Thus, Yulia Tymoshenko’s foreign policy suggests a diplomatic approach towards resolving the Russian-Ukrainian conflict. Tymoshenko has also negotiated with Putin previously in 2009 on a Russian-Ukrainian gas contract, to which Putin praised her, making her a good character for future negotiations with Moscow (Kyiv Post). Volodymyr Zelenskiy’s foreign policy, as mentioned, is uncertain – and Zelenskiy is politically inexperienced. However, Zelenskiy’s direct and enthusiastic rhetoric may be his strength towards reaching an agreement with Moscow and restoring Ukraine to political, economic and social stability.


Yulia Tymoshenko and Putin
Yulia Tymoshenko and Vladimir Putin. (March 2005)
Source: Daily Mail
The Future of Ukraine and the War

Ukraine is in a precarious position. Important actors such as the United States and relevant EU-member states like Germany, France and Poland have declared their unwillingness to directly participate within the armed conflict. A large Ukrainian offensive is also out of the question, considering the disparity in firepower between Ukrainian and Russian forces. Hence, if dialogue and diplomatic negotiations remain hostile and non-existent, the conflict will vainly continue.

For Russia, a sustained conflict temporarily serves its national interest in maintaining the strategic state of affairs in the region. If Ukraine is embroiled in an armed conflict with Russia, Ukraine cannot join NATO. If Ukraine were accepted, all NATO member-states would have to engage in an armed conflict against Russia. Such a course of action is inconceivable.  

However, a sustained conflict also minimally advances Russia’s geopolitical objectives. Since the beginning of the armed conflict, Russia has been gradually legitimising itself in the regions of Donetsk and Luhansk. In May 2014, state referendums were held by pro-Russian separatists in both regions, establishing quasi-republics: the Donetsk People’s Republic (DPR) and Luhansk People’s Republic (LPR). In February 2017, Moscow began recognising identification documents, diplomas, birth and marriage certificates issued by the DPR and LPR (Reuters). On the 2nd of December 2018 following the Kerch Strait Incident, Moscow announced it would also begin issuing Russian passports to Ukrainian citizens in the DPR and LPR (Vedomosti). Russia’s gradual legitimisation within the region is advancing the “…cultural and political dominance Moscow seeks to build”(Foreign Affairs) and increases the possibility the Donbass region will remain under Russian political autonomy in the future.

• **LISTED ENTRIES**
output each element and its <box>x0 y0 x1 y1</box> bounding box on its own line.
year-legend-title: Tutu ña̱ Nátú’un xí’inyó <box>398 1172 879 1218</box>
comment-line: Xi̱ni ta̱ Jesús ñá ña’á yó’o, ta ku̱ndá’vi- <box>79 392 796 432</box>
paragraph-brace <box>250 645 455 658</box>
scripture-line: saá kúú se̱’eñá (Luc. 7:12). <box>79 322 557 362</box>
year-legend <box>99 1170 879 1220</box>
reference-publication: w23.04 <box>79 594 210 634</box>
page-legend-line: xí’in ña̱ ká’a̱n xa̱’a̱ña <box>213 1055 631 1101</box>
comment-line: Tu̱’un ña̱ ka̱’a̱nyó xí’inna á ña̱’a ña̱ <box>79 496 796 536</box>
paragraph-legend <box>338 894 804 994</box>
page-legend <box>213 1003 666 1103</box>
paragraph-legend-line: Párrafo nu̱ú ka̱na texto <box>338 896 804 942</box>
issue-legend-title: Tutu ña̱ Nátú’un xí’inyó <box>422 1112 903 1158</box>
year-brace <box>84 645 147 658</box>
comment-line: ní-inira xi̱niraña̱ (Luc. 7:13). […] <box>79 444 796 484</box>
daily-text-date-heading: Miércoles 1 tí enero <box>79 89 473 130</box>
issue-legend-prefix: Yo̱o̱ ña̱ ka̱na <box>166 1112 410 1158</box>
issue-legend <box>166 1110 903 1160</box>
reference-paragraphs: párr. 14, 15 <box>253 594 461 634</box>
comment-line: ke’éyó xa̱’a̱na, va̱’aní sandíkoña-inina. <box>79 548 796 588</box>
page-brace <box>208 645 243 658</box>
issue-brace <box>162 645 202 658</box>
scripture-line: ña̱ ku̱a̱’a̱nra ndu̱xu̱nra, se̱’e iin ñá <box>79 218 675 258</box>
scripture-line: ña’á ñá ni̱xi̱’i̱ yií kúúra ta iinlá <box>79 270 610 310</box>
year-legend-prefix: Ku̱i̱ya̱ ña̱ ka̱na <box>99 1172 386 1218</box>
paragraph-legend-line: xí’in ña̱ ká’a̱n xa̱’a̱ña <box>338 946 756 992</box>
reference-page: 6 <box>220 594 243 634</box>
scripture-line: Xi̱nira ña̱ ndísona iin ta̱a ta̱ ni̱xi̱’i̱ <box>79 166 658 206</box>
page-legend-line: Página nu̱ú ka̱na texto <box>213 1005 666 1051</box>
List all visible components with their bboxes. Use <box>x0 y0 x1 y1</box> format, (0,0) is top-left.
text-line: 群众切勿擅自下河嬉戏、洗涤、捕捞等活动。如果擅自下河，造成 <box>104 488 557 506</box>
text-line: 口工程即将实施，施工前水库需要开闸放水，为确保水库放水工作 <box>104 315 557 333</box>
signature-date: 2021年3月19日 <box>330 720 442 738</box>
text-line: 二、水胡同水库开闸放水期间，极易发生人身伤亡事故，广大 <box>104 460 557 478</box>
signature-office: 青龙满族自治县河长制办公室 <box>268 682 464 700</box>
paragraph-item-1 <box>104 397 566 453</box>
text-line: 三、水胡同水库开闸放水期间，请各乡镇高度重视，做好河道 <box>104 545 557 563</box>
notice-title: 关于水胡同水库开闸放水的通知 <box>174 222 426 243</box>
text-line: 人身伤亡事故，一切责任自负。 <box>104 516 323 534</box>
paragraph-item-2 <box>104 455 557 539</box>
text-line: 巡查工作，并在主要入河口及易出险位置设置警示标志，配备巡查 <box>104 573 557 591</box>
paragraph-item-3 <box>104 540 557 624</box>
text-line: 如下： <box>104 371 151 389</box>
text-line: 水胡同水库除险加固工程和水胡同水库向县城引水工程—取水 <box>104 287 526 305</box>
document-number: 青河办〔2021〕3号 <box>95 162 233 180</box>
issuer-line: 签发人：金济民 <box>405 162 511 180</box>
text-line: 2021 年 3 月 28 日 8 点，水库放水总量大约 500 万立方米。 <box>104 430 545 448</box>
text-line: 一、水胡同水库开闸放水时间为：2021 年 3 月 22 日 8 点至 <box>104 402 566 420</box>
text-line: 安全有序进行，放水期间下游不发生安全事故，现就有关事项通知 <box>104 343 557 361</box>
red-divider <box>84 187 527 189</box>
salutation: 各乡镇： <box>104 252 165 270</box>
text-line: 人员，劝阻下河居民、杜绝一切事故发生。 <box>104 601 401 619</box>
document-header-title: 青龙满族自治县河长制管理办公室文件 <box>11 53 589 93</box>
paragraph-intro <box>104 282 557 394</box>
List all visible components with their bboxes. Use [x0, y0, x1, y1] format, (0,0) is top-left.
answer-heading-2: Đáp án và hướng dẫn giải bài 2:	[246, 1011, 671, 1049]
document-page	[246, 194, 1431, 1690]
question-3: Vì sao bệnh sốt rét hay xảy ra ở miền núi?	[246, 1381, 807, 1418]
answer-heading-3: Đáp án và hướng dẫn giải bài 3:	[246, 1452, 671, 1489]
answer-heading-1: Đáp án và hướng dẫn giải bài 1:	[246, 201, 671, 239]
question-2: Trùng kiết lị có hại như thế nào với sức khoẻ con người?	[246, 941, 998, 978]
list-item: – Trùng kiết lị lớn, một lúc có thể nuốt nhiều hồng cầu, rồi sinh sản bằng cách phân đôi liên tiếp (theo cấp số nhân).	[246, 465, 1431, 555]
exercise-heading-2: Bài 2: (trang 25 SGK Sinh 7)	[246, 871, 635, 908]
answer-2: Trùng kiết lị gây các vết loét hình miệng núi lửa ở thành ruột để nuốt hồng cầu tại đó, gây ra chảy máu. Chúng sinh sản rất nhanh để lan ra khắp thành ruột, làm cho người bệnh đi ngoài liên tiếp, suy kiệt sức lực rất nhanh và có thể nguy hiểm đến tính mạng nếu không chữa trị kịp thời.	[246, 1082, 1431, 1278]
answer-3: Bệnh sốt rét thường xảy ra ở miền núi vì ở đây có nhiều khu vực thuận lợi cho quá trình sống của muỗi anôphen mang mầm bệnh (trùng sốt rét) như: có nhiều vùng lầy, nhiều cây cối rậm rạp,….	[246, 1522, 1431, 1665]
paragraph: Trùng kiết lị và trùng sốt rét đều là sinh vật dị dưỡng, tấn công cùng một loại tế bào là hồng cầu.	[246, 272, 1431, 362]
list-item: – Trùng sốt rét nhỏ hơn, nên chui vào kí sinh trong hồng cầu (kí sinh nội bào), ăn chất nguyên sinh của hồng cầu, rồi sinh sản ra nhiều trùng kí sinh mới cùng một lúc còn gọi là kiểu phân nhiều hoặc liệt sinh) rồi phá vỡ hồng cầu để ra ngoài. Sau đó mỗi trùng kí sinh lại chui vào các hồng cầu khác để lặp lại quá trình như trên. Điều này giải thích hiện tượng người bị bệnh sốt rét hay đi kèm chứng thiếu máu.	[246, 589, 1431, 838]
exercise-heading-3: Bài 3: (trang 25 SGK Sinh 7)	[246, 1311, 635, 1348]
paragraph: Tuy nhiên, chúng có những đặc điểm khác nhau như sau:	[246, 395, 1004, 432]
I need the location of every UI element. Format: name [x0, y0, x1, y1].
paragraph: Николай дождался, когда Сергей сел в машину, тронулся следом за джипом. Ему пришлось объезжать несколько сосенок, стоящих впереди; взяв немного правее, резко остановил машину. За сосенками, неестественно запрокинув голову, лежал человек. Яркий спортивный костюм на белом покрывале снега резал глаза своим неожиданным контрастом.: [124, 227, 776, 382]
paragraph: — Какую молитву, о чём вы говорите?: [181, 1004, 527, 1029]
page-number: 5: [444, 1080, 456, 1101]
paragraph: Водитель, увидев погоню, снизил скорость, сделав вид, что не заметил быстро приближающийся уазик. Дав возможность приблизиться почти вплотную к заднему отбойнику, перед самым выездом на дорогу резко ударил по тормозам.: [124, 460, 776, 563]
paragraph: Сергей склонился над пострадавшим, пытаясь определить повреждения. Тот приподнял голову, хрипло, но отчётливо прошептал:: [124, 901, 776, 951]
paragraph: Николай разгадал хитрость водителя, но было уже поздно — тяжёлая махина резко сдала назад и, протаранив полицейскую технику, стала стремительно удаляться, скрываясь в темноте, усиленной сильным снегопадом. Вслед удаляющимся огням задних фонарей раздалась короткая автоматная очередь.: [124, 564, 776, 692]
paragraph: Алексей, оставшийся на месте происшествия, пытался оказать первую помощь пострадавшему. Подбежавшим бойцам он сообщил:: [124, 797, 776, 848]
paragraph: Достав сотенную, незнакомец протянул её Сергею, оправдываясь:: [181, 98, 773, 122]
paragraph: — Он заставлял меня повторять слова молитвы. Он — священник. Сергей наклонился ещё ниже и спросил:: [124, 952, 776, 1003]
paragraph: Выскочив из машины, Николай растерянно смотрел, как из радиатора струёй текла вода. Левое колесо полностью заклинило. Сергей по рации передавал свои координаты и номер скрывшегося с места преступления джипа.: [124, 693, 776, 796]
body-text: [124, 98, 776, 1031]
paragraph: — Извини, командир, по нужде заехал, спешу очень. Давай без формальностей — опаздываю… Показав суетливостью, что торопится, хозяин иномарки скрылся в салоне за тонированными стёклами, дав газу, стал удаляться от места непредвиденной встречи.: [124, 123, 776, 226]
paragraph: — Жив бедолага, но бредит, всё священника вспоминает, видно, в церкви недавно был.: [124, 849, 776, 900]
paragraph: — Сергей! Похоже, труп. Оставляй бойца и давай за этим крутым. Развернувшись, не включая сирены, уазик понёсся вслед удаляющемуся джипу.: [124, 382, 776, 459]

• **EXERCISE DIRECTIONS**
Answer these questions from the text on Ukraine and the war.
(a) In what year did Yulia Tymoshenko negotiate with Putin on a Russian-Ukrainian gas contract?
(b) Which three EU member states does the text name as unwilling to take part directly in the armed conflict?
(c) What did Moscow announce on the 2nd of December 2018?

• **SOLUTION TO THIS EXERCISE**
(a) 2009.
(b) Germany, France and Poland.
(c) It would begin issuing Russian passports to Ukrainian citizens in the DPR and LPR.